_Exercise description_
Locate the line containing "Read the values" in the material below; repeat it and every line after it, exactly as written.

_Stored records_
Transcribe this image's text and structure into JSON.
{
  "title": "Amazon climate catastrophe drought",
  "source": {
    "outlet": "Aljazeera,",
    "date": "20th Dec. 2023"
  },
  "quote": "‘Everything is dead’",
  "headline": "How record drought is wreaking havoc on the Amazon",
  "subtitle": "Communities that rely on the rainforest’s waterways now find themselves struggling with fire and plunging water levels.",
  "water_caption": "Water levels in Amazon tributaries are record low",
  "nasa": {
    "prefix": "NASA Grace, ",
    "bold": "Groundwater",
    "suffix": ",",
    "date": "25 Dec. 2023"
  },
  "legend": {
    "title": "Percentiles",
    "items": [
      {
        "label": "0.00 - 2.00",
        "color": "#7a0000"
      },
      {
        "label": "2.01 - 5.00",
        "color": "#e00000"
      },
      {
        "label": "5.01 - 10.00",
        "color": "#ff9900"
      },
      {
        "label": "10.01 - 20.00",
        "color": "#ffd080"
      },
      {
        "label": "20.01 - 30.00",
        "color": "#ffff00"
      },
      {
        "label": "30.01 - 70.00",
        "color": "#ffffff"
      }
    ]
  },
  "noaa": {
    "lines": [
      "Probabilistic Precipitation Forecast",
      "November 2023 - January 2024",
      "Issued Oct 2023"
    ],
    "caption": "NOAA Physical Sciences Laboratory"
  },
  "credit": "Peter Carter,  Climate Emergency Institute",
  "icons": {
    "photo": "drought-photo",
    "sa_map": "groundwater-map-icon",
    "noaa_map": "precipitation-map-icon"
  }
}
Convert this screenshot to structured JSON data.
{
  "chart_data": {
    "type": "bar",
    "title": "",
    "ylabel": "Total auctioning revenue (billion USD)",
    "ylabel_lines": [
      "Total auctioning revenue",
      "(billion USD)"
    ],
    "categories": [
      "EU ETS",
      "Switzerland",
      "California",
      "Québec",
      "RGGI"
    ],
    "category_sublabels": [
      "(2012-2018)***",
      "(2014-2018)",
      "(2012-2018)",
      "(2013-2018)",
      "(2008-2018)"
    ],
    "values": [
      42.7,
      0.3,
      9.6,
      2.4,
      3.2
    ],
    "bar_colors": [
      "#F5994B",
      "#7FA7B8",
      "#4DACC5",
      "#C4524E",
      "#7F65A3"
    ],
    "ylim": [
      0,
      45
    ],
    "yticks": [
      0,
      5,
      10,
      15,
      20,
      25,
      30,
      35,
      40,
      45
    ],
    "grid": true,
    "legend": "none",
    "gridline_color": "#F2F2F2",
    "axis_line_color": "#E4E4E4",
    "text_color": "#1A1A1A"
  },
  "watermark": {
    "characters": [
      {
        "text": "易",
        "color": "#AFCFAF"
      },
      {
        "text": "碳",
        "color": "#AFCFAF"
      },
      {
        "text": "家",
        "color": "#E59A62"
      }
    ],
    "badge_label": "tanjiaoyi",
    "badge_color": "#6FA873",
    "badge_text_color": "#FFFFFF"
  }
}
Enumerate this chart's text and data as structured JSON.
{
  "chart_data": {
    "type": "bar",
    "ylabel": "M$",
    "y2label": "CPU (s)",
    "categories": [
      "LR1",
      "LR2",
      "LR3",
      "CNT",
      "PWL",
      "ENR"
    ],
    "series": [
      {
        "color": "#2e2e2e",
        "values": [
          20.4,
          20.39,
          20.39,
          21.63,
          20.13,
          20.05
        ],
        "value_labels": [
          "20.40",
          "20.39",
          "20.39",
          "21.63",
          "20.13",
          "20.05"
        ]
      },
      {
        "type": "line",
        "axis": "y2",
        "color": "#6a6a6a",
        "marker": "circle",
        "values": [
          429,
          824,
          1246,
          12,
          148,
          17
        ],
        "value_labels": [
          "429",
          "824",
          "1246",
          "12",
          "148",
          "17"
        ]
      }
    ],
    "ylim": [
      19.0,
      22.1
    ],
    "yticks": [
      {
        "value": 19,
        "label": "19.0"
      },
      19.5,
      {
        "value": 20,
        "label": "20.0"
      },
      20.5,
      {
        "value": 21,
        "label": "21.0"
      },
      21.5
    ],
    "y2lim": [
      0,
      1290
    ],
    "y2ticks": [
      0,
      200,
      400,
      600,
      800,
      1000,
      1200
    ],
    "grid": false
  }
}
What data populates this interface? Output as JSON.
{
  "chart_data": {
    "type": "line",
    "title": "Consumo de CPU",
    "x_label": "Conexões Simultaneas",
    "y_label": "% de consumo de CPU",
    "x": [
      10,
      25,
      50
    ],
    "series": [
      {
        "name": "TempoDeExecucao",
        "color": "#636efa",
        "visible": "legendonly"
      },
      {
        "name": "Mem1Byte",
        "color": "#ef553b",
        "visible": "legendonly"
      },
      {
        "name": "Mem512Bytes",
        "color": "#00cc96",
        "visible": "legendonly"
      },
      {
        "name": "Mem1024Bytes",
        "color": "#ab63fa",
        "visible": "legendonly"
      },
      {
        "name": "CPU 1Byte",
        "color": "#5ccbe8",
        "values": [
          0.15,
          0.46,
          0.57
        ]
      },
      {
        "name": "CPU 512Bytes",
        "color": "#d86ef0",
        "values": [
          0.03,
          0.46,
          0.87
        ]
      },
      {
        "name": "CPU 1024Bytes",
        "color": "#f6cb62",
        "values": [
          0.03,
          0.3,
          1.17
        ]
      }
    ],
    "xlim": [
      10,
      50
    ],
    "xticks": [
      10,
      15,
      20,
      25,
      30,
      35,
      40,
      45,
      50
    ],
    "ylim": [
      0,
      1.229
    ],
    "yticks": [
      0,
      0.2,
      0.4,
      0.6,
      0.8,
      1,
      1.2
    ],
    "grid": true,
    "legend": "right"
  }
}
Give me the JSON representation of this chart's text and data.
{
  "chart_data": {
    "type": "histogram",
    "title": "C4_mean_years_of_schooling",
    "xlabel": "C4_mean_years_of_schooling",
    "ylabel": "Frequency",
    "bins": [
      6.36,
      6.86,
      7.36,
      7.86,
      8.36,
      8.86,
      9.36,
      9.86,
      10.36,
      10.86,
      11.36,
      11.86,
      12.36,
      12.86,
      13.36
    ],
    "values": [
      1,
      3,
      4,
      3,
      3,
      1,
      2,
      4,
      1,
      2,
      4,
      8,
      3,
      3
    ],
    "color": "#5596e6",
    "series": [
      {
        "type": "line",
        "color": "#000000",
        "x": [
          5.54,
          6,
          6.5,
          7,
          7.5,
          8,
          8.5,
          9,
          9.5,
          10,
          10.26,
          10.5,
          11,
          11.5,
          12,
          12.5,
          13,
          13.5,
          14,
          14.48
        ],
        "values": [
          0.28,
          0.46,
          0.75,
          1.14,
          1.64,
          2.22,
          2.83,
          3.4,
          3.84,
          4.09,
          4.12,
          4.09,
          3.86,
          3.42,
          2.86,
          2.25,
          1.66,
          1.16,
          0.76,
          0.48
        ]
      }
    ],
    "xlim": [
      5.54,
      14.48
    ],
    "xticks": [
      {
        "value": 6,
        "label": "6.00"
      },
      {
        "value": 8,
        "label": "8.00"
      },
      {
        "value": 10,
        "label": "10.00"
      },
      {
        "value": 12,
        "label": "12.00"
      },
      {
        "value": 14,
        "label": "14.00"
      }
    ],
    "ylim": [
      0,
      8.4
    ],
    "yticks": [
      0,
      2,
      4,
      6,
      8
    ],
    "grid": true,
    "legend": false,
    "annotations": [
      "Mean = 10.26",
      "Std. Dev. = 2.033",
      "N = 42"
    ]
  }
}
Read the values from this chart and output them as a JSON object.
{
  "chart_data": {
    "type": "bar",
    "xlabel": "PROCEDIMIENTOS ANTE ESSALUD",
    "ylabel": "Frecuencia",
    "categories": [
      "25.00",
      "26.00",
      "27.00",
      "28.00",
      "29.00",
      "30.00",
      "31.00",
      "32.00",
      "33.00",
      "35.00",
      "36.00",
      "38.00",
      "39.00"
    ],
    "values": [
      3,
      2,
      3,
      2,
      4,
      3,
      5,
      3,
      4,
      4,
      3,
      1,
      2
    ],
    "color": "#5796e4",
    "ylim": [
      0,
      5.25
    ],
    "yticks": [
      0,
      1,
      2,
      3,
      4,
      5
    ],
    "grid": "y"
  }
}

_Answer for the task_
Read the values from this chart and output them as a JSON object.
{
  "chart_data": {
    "type": "bar",
    "xlabel": "PROCEDIMIENTOS ANTE ESSALUD",
    "ylabel": "Frecuencia",
    "categories": [
      "25.00",
      "26.00",
      "27.00",
      "28.00",
      "29.00",
      "30.00",
      "31.00",
      "32.00",
      "33.00",
      "35.00",
      "36.00",
      "38.00",
      "39.00"
    ],
    "values": [
      3,
      2,
      3,
      2,
      4,
      3,
      5,
      3,
      4,
      4,
      3,
      1,
      2
    ],
    "color": "#5796e4",
    "ylim": [
      0,
      5.25
    ],
    "yticks": [
      0,
      1,
      2,
      3,
      4,
      5
    ],
    "grid": "y"
  }
}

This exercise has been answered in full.